§ EXCERPTED TEXT:
((
So far, the world has always managed to meet the challenge of food productivity. In fact, today we have 25% oversupply measured in calories after losses. The challenge is to provide access to food for the poor. The strategy of ecological intensification using organic principles and practices is a new paradigm to feed the world while empowering the poor and mitigating climate change and biodiversity loss.
Why is it that we have abundant food yet there are one billion hungry or starving people in the world, most of them living in rural areas? And the world is expected to produce 70% more food by 2050. The Food and Agriculture Organization (FAO) of the United Nations estimates that 80% of this has to come from productivity increases and only 20% from new land. Production has to consider the loss of biodiversity, degeneration of soil, water scarcity and of course climate change.
))
§ RECORDS:
((
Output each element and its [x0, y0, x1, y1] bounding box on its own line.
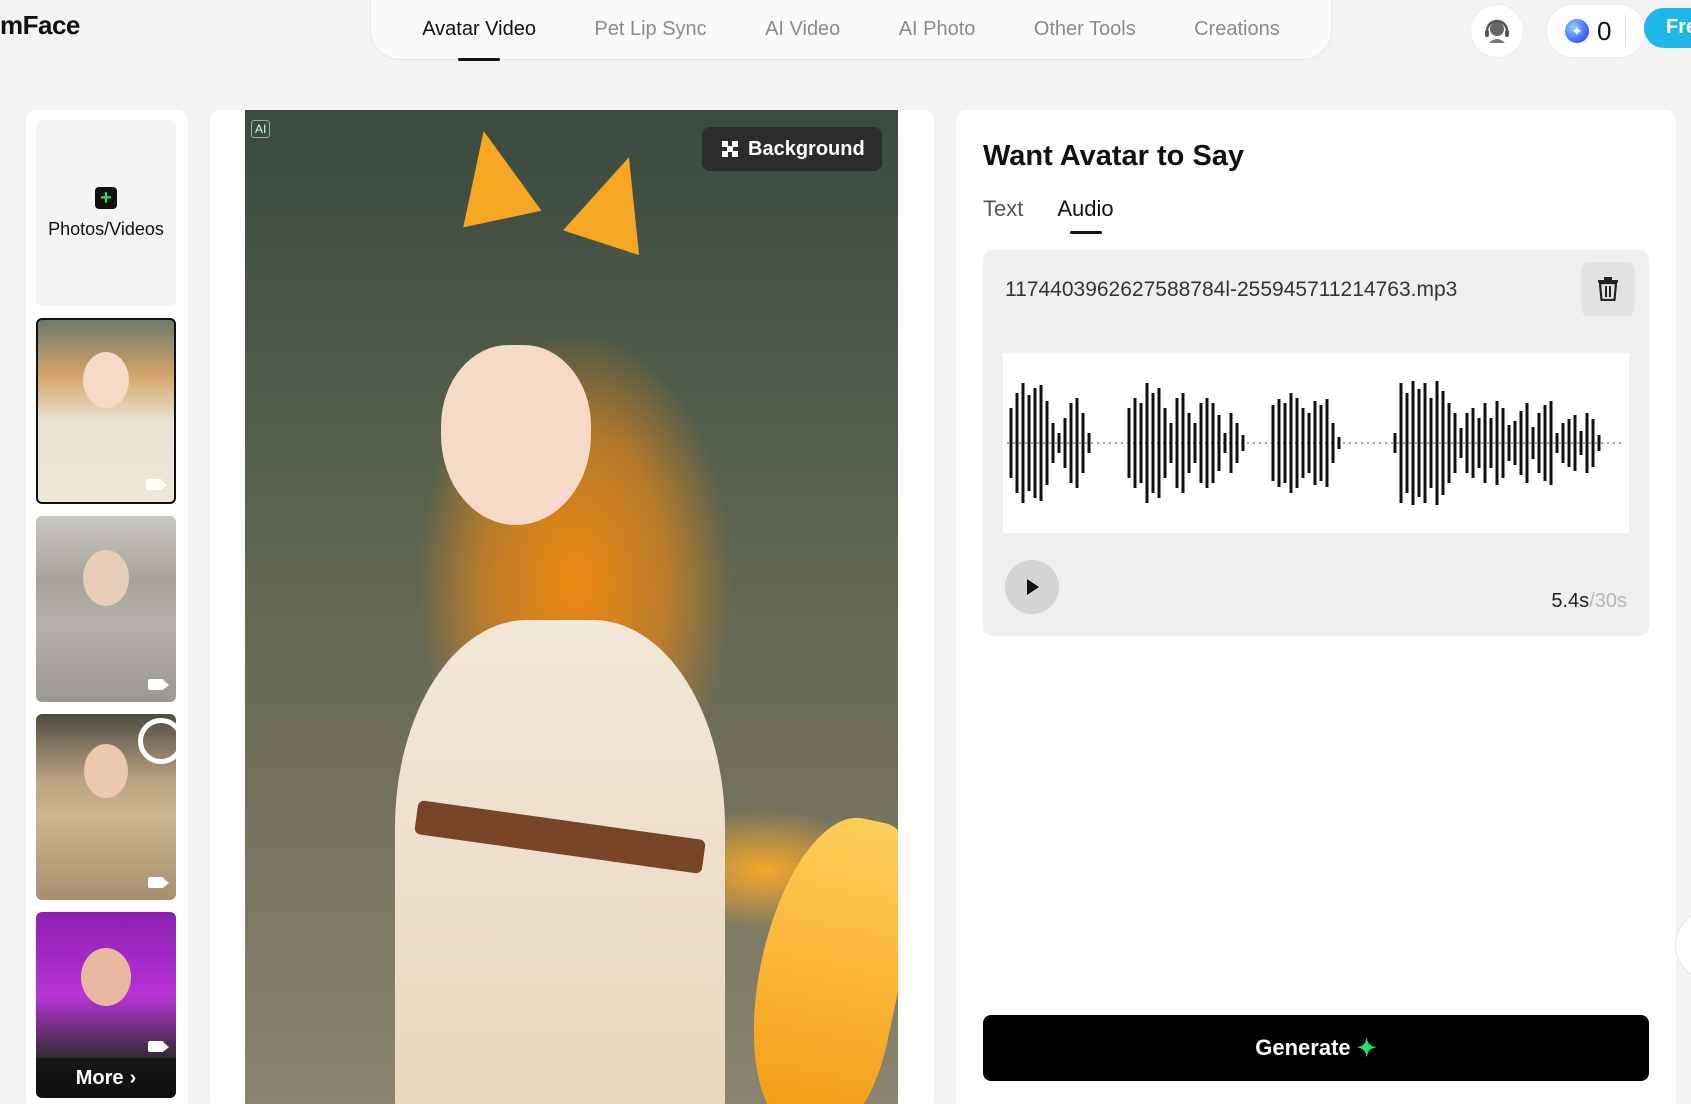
avatar-face — [81, 948, 131, 1006]
nav-ai-video[interactable]: AI Video — [759, 14, 846, 45]
nav-pet-lip-sync[interactable]: Pet Lip Sync — [588, 14, 712, 45]
more-avatars-button[interactable]: More › — [36, 1058, 176, 1098]
audio-file-name: 1174403962627588784l-255945711214763.mp3 — [1005, 278, 1458, 301]
avatar-thumbnail-rail: + Photos/Videos More › — [26, 110, 188, 1104]
nav-ai-photo[interactable]: AI Photo — [893, 14, 982, 45]
audio-upload-box: 1174403962627588784l-255945711214763.mp3… — [983, 250, 1649, 636]
background-replace-icon — [722, 141, 738, 157]
play-icon — [1027, 579, 1039, 595]
background-button[interactable]: Background — [702, 127, 882, 171]
avatar-face — [83, 352, 129, 408]
video-icon — [148, 679, 169, 690]
avatar-preview-image: AI — [245, 110, 898, 1104]
trash-icon — [1598, 277, 1618, 301]
avatar-thumbnail-woman-headphones[interactable] — [36, 516, 176, 702]
cat-ear-left — [444, 122, 542, 228]
upload-photos-videos-button[interactable]: + Photos/Videos — [36, 120, 176, 306]
avatar-face — [84, 744, 128, 798]
upload-label: Photos/Videos — [48, 218, 164, 239]
nav-other-tools[interactable]: Other Tools — [1028, 14, 1142, 45]
plus-icon: + — [95, 186, 117, 209]
sparkle-icon: ✦ — [1356, 1034, 1377, 1062]
nav-creations[interactable]: Creations — [1188, 14, 1286, 45]
credits-divider — [1625, 15, 1627, 47]
free-trial-button[interactable]: Fre — [1644, 8, 1691, 48]
audio-duration-max: /30s — [1589, 590, 1627, 612]
avatar-thumbnail-woman-blazer[interactable] — [36, 714, 176, 900]
support-button[interactable] — [1470, 4, 1524, 58]
top-navigation: Avatar Video Pet Lip Sync AI Video AI Ph… — [370, 0, 1332, 60]
panel-title: Want Avatar to Say — [983, 140, 1245, 172]
nav-avatar-video[interactable]: Avatar Video — [416, 14, 542, 45]
avatar-tail — [728, 803, 898, 1104]
app-logo[interactable]: mFace — [0, 10, 80, 41]
audio-waveform — [1003, 353, 1629, 533]
more-label: More — [75, 1066, 124, 1089]
ai-badge: AI — [251, 120, 271, 138]
video-icon — [148, 1041, 169, 1052]
waveform-graphic — [1007, 381, 1625, 505]
input-mode-tabs: Text Audio — [983, 196, 1114, 222]
tab-audio[interactable]: Audio — [1057, 196, 1113, 222]
avatar-thumbnail-man-headset[interactable]: More › — [36, 912, 176, 1098]
chevron-right-icon: › — [129, 1066, 137, 1089]
script-panel: Want Avatar to Say Text Audio 1174403962… — [956, 110, 1676, 1104]
video-icon — [146, 479, 167, 490]
delete-audio-button[interactable] — [1581, 262, 1635, 316]
avatar-face — [83, 550, 129, 606]
cat-ear-right — [563, 144, 667, 256]
credits-balance[interactable]: ✦ 0 — [1546, 4, 1646, 58]
credit-star-icon: ✦ — [1565, 19, 1589, 43]
avatar-thumbnail-cat-girl[interactable] — [36, 318, 176, 504]
ring-light — [138, 718, 176, 764]
video-icon — [148, 877, 169, 888]
generate-label: Generate — [1255, 1035, 1351, 1060]
credit-count: 0 — [1597, 15, 1612, 46]
side-drawer-handle[interactable] — [1675, 910, 1691, 980]
headset-icon — [1485, 19, 1509, 43]
avatar-preview-panel: AI Background — [210, 110, 934, 1104]
audio-duration-current: 5.4s — [1551, 590, 1590, 612]
generate-button[interactable]: Generate ✦ — [983, 1015, 1649, 1081]
audio-duration: 5.4s/30s — [1551, 590, 1627, 613]
avatar-face — [441, 345, 591, 525]
tab-text[interactable]: Text — [983, 196, 1023, 222]
play-audio-button[interactable] — [1005, 560, 1059, 614]
background-label: Background — [748, 137, 865, 160]
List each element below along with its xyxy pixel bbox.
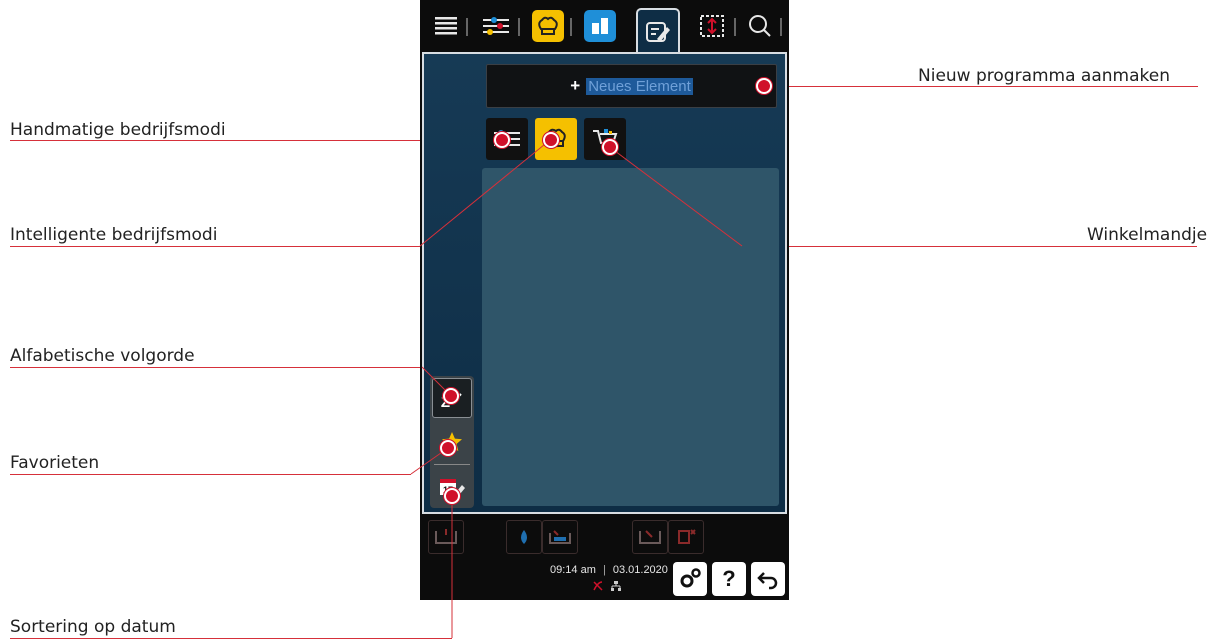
callout-dot-alphabetical [443,388,459,404]
clean-cycle-icon[interactable] [668,520,704,554]
dashboard-icon[interactable] [584,10,616,42]
tab-separator [466,18,468,36]
program-panel: + Neues Element Z 17 [422,52,787,514]
gears-icon [680,568,701,588]
line-new-program [765,86,1198,87]
help-icon: ? [722,566,736,591]
help-button[interactable]: ? [712,562,746,596]
callout-sort-date: Sortering op datum [10,617,176,637]
list-icon[interactable] [430,10,462,42]
transfer-icon[interactable] [696,10,728,42]
tab-separator [734,18,736,36]
status-clock: 09:14 am | 03.01.2020 [550,564,668,576]
callout-dot-favorites [440,440,456,456]
callout-intelligent-modes: Intelligente bedrijfsmodi [10,225,218,245]
sort-divider [434,464,470,465]
connection-status-icons [592,580,622,592]
disconnected-icon [593,581,603,591]
tab-separator [570,18,572,36]
oven-device-screen: + Neues Element Z 17 [420,0,789,600]
line-alphabetical [10,367,422,368]
callout-dot-manual-modes [494,132,510,148]
water-drop-icon[interactable] [506,520,542,554]
line-shopping-cart [742,246,1197,247]
callout-manual-modes: Handmatige bedrijfsmodi [10,120,226,140]
drain-tray-icon[interactable] [428,520,464,554]
status-time: 09:14 am [550,564,596,576]
search-icon[interactable] [744,10,776,42]
callout-dot-sort-date [444,488,460,504]
tray-arrow-icon[interactable] [632,520,668,554]
plus-icon: + [570,76,581,95]
callout-dot-shopping-cart [602,139,618,155]
lower-control-area: 09:14 am | 03.01.2020 ? [420,514,789,600]
new-element-label: Neues Element [586,77,693,95]
back-button[interactable] [751,562,785,596]
chef-hat-icon[interactable] [532,10,564,42]
edit-icon[interactable] [636,8,680,54]
line-sort-date [10,638,452,639]
callout-favorites: Favorieten [10,453,100,473]
callout-shopping-cart: Winkelmandje [1087,225,1208,245]
back-arrow-icon [757,572,778,590]
status-date: 03.01.2020 [612,564,668,576]
callout-new-program: Nieuw programma aanmaken [918,66,1170,86]
callout-alphabetical: Alfabetische volgorde [10,346,195,366]
callout-dot-intelligent-modes [543,132,559,148]
line-favorites [10,474,411,475]
tab-separator [518,18,520,36]
tab-separator [780,18,782,36]
top-tab-bar [420,0,789,54]
tray-fill-icon[interactable] [542,520,578,554]
sliders-icon[interactable] [480,10,512,42]
program-list[interactable] [482,168,779,506]
settings-button[interactable] [673,562,707,596]
new-element-button[interactable]: + Neues Element [486,64,777,108]
line-intelligent-modes [10,246,420,247]
network-icon [611,581,621,591]
callout-dot-new-program [756,78,772,94]
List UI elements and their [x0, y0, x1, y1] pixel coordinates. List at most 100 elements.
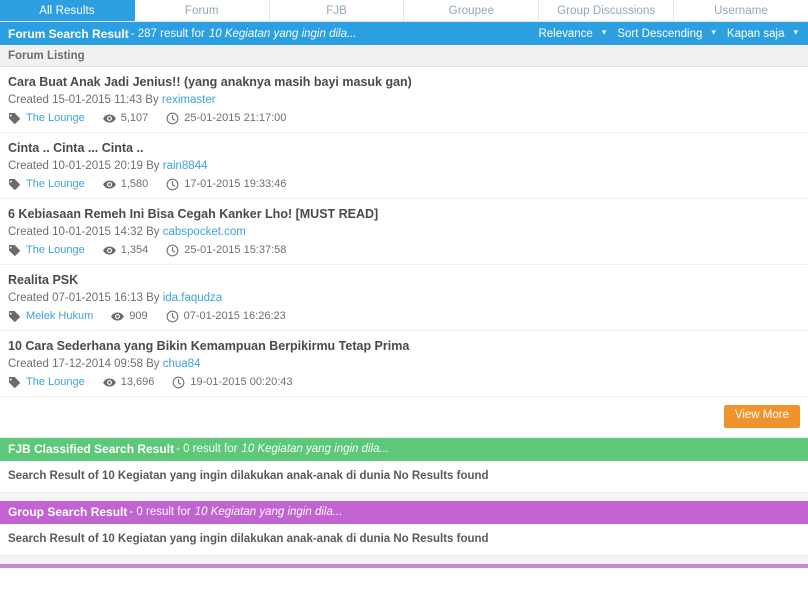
))
§ PROBLEMS TO SOLVE:
A: Rewrite the paragraph of the passage on food production that begins "Why is it that we have abundant food" as a bulleted list that keeps its main facts.
B: Decide whether each statement agrees with the passage on food production. Answer yes or no for each, and quote the words of the passage that decide it.
(i) Today the world has a 25% oversupply of food measured in calories after losses.
(ii) The FAO estimates that most of the additional food must come from new land.
(iii) Most of the world's hungry or starving people live in cities.
C: According to the passage on food production, what are all the factors that production has to consider?

§ ANSWERS TO THE EXERCISE:
A:
- Food is abundant, yet one billion people in the world are hungry or starving, most of them in rural areas.
- The world is expected to produce 70% more food by 2050.
- The FAO of the United Nations estimates that 80% of this increase must come from higher productivity and only 20% from new land.
- Production has to take into account biodiversity loss, soil degeneration, water scarcity and climate change.

B:
(i) Yes: "today we have 25% oversupply measured in calories after losses"
(ii) No: "80% of this has to come from productivity increases and only 20% from new land"
(iii) No: "most of them living in rural areas"

C:
- Loss of biodiversity
- Degeneration of soil
- Water scarcity
- Climate change